--- Data shown ---
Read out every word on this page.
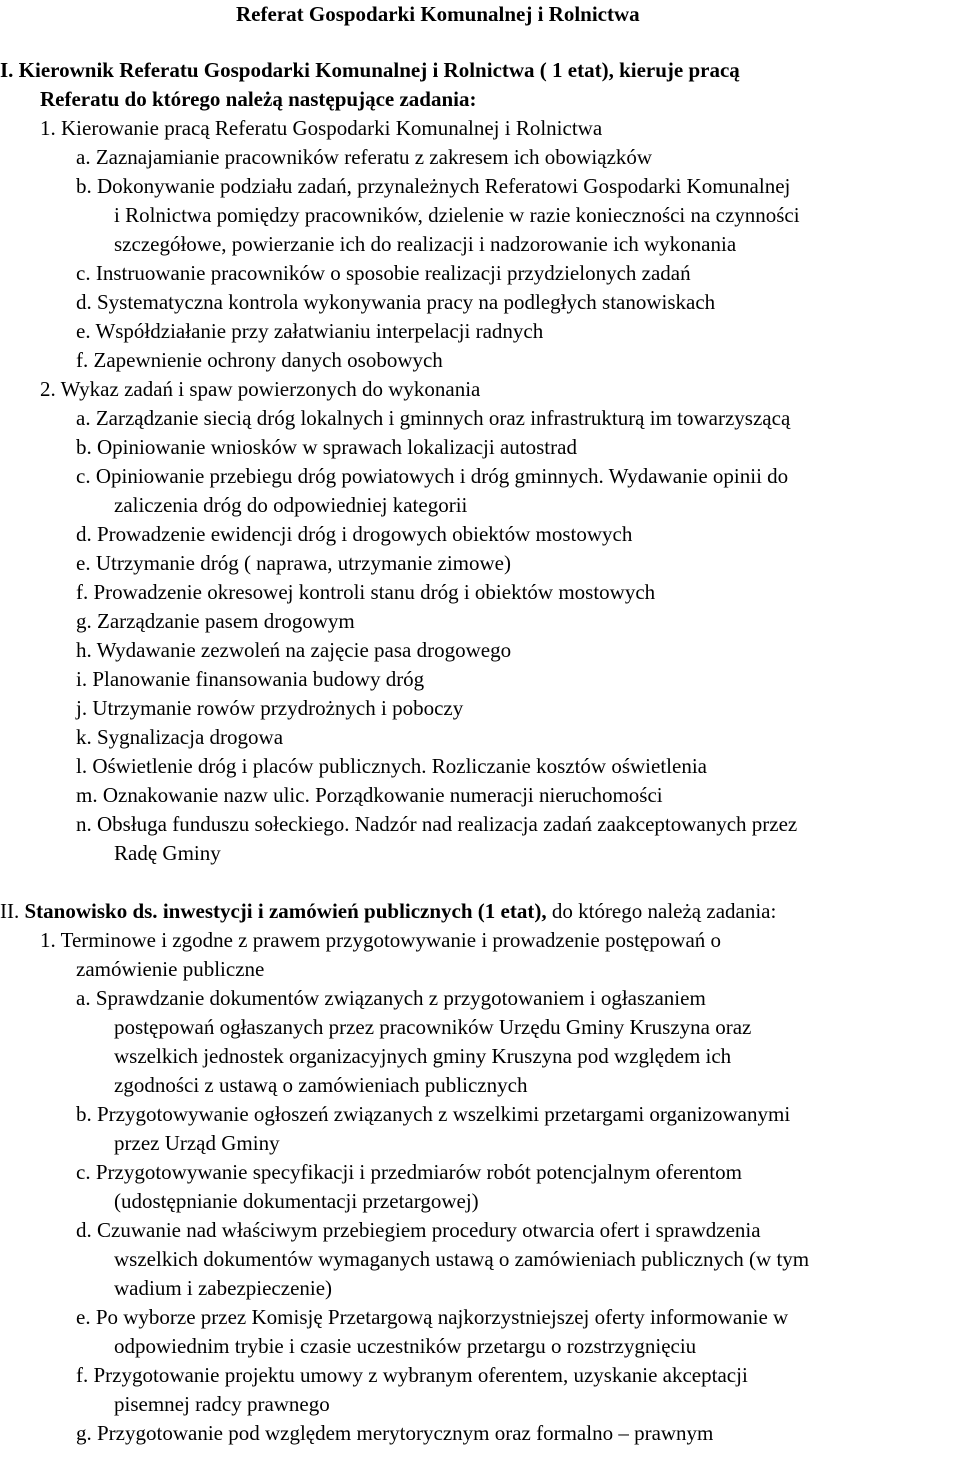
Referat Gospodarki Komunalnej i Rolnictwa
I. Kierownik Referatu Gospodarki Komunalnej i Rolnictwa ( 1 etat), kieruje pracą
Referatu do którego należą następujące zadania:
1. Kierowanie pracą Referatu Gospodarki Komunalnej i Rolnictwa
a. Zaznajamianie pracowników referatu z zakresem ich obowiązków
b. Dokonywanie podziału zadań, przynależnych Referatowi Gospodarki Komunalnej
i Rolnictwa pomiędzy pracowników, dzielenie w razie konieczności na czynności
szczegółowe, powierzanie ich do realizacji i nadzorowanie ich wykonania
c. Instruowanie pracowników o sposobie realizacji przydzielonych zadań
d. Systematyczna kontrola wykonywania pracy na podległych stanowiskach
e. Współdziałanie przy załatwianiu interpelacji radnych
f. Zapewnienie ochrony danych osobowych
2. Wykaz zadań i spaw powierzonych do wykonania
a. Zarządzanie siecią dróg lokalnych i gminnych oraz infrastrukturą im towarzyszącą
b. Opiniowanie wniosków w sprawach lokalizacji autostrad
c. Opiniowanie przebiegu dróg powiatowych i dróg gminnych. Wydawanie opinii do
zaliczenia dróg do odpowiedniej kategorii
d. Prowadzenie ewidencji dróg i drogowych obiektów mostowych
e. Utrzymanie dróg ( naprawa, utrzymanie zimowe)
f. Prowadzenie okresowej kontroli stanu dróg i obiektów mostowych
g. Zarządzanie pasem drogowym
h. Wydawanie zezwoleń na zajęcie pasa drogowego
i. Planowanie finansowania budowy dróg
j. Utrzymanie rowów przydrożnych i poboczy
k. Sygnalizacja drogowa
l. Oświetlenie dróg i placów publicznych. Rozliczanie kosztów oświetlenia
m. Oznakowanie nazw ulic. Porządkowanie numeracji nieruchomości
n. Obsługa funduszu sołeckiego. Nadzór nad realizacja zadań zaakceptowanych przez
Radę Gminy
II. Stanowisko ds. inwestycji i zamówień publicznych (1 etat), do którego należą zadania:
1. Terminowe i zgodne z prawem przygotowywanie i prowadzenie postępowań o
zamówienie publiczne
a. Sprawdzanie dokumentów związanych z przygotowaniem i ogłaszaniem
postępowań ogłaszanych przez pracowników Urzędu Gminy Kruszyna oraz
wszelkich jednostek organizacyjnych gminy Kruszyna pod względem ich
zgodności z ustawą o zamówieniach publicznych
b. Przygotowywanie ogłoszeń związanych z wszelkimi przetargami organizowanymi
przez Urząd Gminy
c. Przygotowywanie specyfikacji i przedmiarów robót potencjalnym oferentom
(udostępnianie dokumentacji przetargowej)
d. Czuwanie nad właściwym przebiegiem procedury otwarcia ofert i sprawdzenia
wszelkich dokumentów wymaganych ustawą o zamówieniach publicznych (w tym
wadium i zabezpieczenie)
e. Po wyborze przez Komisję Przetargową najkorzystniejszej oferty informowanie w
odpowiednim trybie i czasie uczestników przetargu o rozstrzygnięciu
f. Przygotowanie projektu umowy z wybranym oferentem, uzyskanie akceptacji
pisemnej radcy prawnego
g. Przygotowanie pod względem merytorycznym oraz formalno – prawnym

--- Set task ---
Where a line in the entries holds the word "wykonania", copy that line.

--- Written response ---
szczegółowe, powierzanie ich do realizacji i nadzorowanie ich wykonania
2. Wykaz zadań i spaw powierzonych do wykonania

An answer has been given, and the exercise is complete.